▸ **OBJECTIVE**
Output exactly the lines from the line with "Give me the" through the end of the records below. Include nothing else.

▸ **RECORD SET**
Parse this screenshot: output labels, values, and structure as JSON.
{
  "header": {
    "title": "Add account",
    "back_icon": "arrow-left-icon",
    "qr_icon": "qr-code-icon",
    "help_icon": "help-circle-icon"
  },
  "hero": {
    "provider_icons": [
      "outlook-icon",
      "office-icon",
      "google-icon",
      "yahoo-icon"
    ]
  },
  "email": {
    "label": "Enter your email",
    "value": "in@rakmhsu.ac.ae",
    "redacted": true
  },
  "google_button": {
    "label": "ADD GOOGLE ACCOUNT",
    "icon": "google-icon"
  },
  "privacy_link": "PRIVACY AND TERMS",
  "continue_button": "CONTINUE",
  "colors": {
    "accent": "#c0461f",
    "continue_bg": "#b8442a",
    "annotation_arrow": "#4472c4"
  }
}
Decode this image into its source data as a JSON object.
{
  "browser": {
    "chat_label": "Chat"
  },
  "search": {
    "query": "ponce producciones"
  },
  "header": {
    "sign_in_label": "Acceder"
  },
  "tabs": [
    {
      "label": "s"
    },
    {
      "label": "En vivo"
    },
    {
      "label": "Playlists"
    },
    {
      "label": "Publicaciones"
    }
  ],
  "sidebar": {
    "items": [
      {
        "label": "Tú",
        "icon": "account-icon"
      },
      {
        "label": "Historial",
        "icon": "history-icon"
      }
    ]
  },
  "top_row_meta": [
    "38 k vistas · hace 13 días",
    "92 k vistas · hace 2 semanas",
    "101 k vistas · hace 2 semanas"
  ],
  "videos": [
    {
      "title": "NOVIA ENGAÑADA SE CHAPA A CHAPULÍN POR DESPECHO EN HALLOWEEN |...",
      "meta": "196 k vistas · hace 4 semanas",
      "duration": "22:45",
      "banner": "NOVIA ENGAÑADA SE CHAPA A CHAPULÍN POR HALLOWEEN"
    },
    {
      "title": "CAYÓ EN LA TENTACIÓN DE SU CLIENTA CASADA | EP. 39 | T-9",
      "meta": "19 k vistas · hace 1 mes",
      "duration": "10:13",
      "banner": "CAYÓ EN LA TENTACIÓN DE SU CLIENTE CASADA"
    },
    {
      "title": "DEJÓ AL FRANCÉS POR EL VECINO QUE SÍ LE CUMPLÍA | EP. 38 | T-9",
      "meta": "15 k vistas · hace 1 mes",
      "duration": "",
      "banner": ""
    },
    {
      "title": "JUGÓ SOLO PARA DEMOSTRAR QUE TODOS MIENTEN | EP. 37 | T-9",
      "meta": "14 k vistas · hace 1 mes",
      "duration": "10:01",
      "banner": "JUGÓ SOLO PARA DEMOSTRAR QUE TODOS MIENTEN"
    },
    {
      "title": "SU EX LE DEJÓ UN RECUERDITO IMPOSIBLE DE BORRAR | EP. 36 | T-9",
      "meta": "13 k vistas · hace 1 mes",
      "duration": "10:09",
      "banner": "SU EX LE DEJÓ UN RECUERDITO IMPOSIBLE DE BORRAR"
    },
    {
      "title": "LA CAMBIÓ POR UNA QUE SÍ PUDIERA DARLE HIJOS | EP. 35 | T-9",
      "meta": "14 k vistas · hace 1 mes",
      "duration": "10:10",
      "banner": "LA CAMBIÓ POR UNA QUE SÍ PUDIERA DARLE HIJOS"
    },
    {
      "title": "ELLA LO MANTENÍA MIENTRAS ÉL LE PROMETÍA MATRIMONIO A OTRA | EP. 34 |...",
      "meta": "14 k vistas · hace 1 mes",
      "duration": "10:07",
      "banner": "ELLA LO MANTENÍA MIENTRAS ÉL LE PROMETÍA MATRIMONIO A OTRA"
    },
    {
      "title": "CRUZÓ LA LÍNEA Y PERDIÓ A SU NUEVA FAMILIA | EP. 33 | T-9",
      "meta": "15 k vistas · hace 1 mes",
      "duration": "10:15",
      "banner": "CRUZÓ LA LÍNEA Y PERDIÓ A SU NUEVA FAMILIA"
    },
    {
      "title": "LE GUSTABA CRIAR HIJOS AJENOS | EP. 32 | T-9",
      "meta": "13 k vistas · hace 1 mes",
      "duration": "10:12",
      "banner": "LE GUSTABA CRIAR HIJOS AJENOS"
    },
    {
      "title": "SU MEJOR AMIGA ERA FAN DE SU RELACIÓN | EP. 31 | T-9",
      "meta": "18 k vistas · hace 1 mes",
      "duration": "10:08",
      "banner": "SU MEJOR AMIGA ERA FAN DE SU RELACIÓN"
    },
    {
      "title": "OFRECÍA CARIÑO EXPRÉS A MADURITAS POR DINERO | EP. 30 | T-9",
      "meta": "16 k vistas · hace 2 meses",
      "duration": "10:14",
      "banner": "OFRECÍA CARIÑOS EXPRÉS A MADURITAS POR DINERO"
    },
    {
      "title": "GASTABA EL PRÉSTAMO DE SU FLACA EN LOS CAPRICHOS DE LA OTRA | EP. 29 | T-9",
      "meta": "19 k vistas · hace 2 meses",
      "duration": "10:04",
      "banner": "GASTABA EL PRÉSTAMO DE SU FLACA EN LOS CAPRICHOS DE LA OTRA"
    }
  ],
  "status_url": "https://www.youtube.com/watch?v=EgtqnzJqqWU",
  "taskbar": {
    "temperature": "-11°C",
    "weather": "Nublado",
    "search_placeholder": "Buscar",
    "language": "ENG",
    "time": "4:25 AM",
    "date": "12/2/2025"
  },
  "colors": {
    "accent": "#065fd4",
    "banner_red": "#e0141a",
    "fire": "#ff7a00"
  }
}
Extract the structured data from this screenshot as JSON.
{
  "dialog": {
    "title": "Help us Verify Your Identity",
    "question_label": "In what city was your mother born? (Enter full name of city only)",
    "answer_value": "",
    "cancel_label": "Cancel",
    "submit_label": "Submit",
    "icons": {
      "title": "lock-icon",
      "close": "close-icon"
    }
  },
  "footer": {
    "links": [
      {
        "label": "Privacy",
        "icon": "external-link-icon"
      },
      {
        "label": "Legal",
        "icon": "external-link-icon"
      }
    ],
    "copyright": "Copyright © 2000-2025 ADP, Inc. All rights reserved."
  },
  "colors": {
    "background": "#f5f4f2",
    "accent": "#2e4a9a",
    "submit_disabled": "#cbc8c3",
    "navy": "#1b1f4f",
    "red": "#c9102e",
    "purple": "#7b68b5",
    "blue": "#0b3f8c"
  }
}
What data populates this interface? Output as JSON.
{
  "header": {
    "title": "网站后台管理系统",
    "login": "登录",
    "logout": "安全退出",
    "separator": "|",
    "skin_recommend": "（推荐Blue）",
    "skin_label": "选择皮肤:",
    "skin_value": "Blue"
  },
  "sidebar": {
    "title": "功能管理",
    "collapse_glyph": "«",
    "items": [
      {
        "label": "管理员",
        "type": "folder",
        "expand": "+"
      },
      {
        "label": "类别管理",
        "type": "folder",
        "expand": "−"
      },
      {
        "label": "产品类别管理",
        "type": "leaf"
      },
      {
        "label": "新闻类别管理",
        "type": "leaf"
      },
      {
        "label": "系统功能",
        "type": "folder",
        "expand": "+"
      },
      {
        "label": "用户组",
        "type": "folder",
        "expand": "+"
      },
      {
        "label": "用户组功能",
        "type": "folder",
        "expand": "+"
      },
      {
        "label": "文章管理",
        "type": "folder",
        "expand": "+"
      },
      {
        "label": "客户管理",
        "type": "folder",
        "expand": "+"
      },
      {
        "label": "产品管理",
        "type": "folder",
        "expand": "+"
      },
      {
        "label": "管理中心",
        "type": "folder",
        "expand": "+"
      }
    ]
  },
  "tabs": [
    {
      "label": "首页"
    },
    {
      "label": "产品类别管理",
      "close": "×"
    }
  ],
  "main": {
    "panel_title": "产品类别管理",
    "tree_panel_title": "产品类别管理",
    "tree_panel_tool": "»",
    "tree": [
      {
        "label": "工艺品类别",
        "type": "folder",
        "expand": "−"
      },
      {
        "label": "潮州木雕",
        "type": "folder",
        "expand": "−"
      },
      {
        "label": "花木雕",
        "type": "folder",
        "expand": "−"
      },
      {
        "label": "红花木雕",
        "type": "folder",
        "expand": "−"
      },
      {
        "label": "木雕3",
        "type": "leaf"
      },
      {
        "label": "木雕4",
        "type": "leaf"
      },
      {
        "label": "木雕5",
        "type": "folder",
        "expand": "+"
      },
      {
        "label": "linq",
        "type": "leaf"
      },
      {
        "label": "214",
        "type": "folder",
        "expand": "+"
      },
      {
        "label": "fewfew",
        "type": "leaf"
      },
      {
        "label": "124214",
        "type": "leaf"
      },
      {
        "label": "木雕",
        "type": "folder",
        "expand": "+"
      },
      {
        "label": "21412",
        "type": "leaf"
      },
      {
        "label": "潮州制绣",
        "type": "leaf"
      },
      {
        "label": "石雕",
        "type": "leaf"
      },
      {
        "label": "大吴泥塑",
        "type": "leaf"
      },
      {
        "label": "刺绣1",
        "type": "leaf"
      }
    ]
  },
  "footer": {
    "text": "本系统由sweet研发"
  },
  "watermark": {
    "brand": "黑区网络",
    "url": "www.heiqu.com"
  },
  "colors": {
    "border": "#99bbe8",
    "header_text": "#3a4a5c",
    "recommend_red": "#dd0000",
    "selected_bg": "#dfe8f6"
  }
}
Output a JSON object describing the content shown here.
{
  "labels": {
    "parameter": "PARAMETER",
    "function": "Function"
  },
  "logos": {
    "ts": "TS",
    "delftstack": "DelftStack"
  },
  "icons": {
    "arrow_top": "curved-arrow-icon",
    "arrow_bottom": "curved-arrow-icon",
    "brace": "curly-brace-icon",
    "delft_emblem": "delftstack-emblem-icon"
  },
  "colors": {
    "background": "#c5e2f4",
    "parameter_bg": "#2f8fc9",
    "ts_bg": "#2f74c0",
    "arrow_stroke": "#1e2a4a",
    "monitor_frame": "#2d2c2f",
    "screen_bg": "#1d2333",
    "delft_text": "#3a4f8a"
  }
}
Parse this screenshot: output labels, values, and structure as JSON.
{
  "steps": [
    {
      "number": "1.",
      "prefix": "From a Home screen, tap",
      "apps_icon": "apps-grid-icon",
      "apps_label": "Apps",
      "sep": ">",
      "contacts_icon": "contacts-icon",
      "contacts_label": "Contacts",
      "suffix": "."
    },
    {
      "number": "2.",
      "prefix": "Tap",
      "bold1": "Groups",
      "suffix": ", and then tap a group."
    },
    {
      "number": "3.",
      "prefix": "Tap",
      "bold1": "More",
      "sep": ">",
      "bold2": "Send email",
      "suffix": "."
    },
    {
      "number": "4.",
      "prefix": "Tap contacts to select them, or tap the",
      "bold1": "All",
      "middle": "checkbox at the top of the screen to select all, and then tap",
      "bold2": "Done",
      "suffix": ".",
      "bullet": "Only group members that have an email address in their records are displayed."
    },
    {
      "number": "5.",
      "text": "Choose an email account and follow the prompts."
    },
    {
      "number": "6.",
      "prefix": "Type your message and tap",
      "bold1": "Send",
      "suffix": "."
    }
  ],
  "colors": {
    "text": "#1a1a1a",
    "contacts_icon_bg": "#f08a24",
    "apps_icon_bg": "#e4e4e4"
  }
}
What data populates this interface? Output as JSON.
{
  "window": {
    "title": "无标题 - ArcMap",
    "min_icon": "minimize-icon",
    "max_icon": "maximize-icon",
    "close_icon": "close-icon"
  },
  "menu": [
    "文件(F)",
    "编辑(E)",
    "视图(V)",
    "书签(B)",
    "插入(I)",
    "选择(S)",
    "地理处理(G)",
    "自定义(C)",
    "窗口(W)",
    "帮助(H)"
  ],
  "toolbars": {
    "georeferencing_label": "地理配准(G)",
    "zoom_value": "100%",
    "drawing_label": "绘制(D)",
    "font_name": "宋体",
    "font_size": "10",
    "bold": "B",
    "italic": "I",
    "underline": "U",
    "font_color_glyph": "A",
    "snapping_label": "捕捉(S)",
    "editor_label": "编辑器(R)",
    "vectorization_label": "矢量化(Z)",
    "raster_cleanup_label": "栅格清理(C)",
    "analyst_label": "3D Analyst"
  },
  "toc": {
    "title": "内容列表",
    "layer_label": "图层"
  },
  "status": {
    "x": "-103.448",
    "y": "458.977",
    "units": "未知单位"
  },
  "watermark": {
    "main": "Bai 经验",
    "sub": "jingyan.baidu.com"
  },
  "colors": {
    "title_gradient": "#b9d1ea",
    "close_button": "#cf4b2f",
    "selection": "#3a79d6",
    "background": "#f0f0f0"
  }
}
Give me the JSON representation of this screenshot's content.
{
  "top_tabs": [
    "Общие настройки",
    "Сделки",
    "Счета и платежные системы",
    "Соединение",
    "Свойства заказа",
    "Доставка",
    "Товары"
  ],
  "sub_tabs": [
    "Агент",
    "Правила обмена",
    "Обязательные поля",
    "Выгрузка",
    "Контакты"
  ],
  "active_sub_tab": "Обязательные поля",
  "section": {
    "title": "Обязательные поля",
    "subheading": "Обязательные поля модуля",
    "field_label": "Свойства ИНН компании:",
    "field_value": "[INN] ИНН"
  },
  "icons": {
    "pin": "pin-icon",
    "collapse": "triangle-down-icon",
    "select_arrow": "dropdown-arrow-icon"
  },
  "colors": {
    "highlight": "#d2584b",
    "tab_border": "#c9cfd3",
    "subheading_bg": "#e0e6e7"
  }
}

▸ **RIGHT ANSWER**
Give me the JSON representation of this screenshot's content.
{
  "top_tabs": [
    "Общие настройки",
    "Сделки",
    "Счета и платежные системы",
    "Соединение",
    "Свойства заказа",
    "Доставка",
    "Товары"
  ],
  "sub_tabs": [
    "Агент",
    "Правила обмена",
    "Обязательные поля",
    "Выгрузка",
    "Контакты"
  ],
  "active_sub_tab": "Обязательные поля",
  "section": {
    "title": "Обязательные поля",
    "subheading": "Обязательные поля модуля",
    "field_label": "Свойства ИНН компании:",
    "field_value": "[INN] ИНН"
  },
  "icons": {
    "pin": "pin-icon",
    "collapse": "triangle-down-icon",
    "select_arrow": "dropdown-arrow-icon"
  },
  "colors": {
    "highlight": "#d2584b",
    "tab_border": "#c9cfd3",
    "subheading_bg": "#e0e6e7"
  }
}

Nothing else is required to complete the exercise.